> _THE REQUEST_
Exclude all pictures, then copy each of the records exactly as written.

> _RECORDED INFORMATION_
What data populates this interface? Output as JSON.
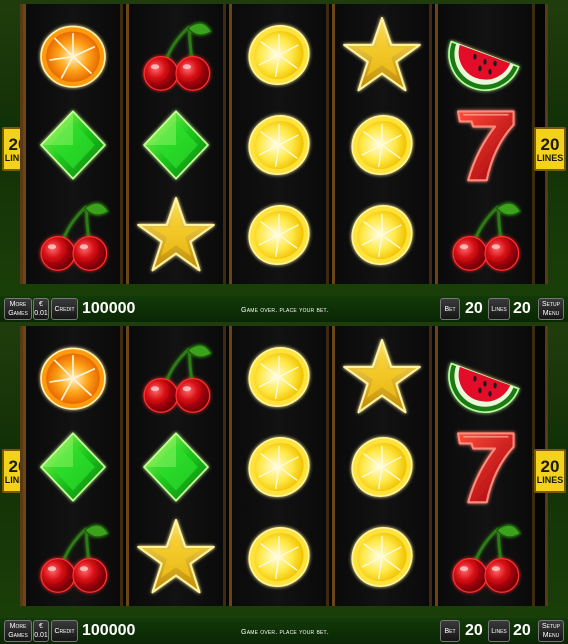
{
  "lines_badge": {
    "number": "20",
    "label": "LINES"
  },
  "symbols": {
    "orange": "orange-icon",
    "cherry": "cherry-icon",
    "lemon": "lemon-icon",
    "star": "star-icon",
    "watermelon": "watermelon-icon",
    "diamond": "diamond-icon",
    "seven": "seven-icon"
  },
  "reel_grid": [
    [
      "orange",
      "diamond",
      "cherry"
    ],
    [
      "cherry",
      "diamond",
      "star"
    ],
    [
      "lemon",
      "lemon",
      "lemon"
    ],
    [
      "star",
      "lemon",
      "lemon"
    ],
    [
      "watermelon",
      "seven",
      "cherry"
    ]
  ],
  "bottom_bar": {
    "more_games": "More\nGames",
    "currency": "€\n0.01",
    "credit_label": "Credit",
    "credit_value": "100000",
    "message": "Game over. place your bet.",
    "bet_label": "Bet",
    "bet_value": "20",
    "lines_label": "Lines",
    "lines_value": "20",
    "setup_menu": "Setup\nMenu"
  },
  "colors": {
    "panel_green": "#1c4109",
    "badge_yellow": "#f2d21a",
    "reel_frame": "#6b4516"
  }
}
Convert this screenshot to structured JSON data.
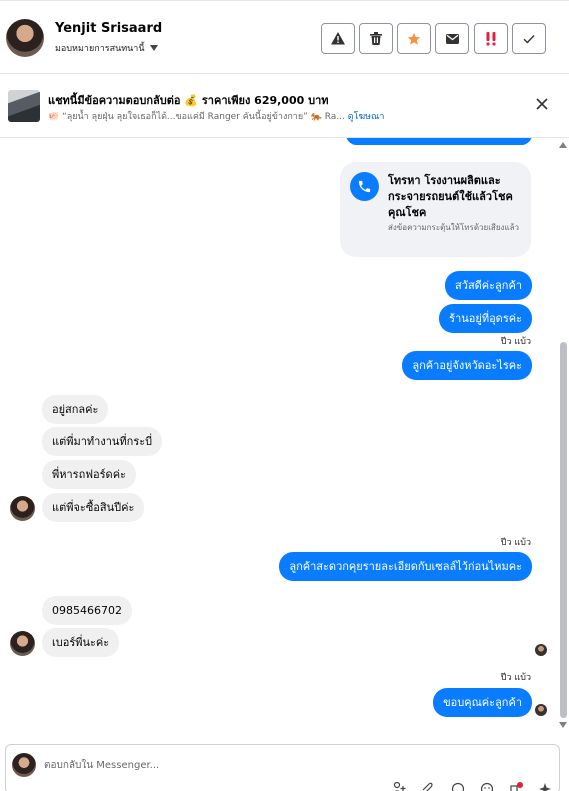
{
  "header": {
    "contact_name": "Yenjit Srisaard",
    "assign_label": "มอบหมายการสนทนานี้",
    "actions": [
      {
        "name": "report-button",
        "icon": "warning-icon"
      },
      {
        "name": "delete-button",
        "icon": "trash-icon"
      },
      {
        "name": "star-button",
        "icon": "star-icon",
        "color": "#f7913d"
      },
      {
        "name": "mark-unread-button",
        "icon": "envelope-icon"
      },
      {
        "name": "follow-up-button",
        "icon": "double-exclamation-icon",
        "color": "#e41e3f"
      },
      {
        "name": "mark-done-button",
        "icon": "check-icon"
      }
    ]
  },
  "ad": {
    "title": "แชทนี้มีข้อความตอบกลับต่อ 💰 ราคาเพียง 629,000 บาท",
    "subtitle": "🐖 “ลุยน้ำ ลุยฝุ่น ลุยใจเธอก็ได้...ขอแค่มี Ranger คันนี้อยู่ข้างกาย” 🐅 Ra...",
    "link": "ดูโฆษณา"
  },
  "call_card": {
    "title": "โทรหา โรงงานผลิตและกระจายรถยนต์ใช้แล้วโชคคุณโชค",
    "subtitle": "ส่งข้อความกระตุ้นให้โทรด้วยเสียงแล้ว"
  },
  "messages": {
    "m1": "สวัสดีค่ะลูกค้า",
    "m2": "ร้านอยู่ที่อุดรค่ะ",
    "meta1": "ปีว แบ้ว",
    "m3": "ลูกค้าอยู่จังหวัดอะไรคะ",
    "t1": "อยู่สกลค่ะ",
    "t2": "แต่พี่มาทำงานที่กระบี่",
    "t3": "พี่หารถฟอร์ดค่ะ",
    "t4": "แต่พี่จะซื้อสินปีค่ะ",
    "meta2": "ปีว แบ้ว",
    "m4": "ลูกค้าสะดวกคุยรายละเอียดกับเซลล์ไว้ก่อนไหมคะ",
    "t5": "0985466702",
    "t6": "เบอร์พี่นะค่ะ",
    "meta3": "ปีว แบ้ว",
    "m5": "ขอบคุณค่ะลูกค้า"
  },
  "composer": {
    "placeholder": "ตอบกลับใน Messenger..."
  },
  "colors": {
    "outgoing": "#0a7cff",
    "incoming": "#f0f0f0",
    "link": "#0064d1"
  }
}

> _WRITTEN RESPONSE_
What data populates this interface? Output as JSON.
{
  "lines_badge": {
    "number": "20",
    "label": "LINES"
  },
  "symbols": {
    "orange": "orange-icon",
    "cherry": "cherry-icon",
    "lemon": "lemon-icon",
    "star": "star-icon",
    "watermelon": "watermelon-icon",
    "diamond": "diamond-icon",
    "seven": "seven-icon"
  },
  "reel_grid": [
    [
      "orange",
      "diamond",
      "cherry"
    ],
    [
      "cherry",
      "diamond",
      "star"
    ],
    [
      "lemon",
      "lemon",
      "lemon"
    ],
    [
      "star",
      "lemon",
      "lemon"
    ],
    [
      "watermelon",
      "seven",
      "cherry"
    ]
  ],
  "bottom_bar": {
    "more_games": "More\nGames",
    "currency": "€\n0.01",
    "credit_label": "Credit",
    "credit_value": "100000",
    "message": "Game over. place your bet.",
    "bet_label": "Bet",
    "bet_value": "20",
    "lines_label": "Lines",
    "lines_value": "20",
    "setup_menu": "Setup\nMenu"
  },
  "colors": {
    "panel_green": "#1c4109",
    "badge_yellow": "#f2d21a",
    "reel_frame": "#6b4516"
  }
}
Convert this screenshot to structured JSON data.
{
  "header": {
    "contact_name": "Yenjit Srisaard",
    "assign_label": "มอบหมายการสนทนานี้",
    "actions": [
      {
        "name": "report-button",
        "icon": "warning-icon"
      },
      {
        "name": "delete-button",
        "icon": "trash-icon"
      },
      {
        "name": "star-button",
        "icon": "star-icon",
        "color": "#f7913d"
      },
      {
        "name": "mark-unread-button",
        "icon": "envelope-icon"
      },
      {
        "name": "follow-up-button",
        "icon": "double-exclamation-icon",
        "color": "#e41e3f"
      },
      {
        "name": "mark-done-button",
        "icon": "check-icon"
      }
    ]
  },
  "ad": {
    "title": "แชทนี้มีข้อความตอบกลับต่อ 💰 ราคาเพียง 629,000 บาท",
    "subtitle": "🐖 “ลุยน้ำ ลุยฝุ่น ลุยใจเธอก็ได้...ขอแค่มี Ranger คันนี้อยู่ข้างกาย” 🐅 Ra...",
    "link": "ดูโฆษณา"
  },
  "call_card": {
    "title": "โทรหา โรงงานผลิตและกระจายรถยนต์ใช้แล้วโชคคุณโชค",
    "subtitle": "ส่งข้อความกระตุ้นให้โทรด้วยเสียงแล้ว"
  },
  "messages": {
    "m1": "สวัสดีค่ะลูกค้า",
    "m2": "ร้านอยู่ที่อุดรค่ะ",
    "meta1": "ปีว แบ้ว",
    "m3": "ลูกค้าอยู่จังหวัดอะไรคะ",
    "t1": "อยู่สกลค่ะ",
    "t2": "แต่พี่มาทำงานที่กระบี่",
    "t3": "พี่หารถฟอร์ดค่ะ",
    "t4": "แต่พี่จะซื้อสินปีค่ะ",
    "meta2": "ปีว แบ้ว",
    "m4": "ลูกค้าสะดวกคุยรายละเอียดกับเซลล์ไว้ก่อนไหมคะ",
    "t5": "0985466702",
    "t6": "เบอร์พี่นะค่ะ",
    "meta3": "ปีว แบ้ว",
    "m5": "ขอบคุณค่ะลูกค้า"
  },
  "composer": {
    "placeholder": "ตอบกลับใน Messenger..."
  },
  "colors": {
    "outgoing": "#0a7cff",
    "incoming": "#f0f0f0",
    "link": "#0064d1"
  }
}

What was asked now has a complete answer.